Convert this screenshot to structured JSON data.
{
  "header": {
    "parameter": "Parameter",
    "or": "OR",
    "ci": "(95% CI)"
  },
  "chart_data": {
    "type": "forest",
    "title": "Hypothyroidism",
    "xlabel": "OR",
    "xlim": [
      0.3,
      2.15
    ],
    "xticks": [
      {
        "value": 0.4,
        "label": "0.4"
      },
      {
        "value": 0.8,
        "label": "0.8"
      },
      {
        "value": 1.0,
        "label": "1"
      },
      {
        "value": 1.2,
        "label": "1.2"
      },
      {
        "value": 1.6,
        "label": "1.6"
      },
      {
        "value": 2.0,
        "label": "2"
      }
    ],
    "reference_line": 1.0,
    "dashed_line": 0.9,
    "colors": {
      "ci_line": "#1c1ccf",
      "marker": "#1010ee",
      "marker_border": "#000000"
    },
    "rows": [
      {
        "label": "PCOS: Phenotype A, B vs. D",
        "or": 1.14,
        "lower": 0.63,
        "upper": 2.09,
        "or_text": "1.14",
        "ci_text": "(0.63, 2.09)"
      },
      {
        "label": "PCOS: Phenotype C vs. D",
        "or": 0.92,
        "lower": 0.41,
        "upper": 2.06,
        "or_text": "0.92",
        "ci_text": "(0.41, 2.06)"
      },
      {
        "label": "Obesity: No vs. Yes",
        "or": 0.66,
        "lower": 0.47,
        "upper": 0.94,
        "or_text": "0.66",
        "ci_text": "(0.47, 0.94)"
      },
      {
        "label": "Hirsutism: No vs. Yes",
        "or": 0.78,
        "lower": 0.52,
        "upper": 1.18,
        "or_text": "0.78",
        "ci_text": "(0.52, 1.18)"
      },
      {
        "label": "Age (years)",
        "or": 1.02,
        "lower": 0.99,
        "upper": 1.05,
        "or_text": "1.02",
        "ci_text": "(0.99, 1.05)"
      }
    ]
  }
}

* * *

- _WHAT TO PRODUCE_:
Find "value". Copy every line it occurs in.

- _OUTPUT BELOW_:
        "value": 0.4,
        "value": 0.8,
        "value": 1.0,
        "value": 1.2,
        "value": 1.6,
        "value": 2.0,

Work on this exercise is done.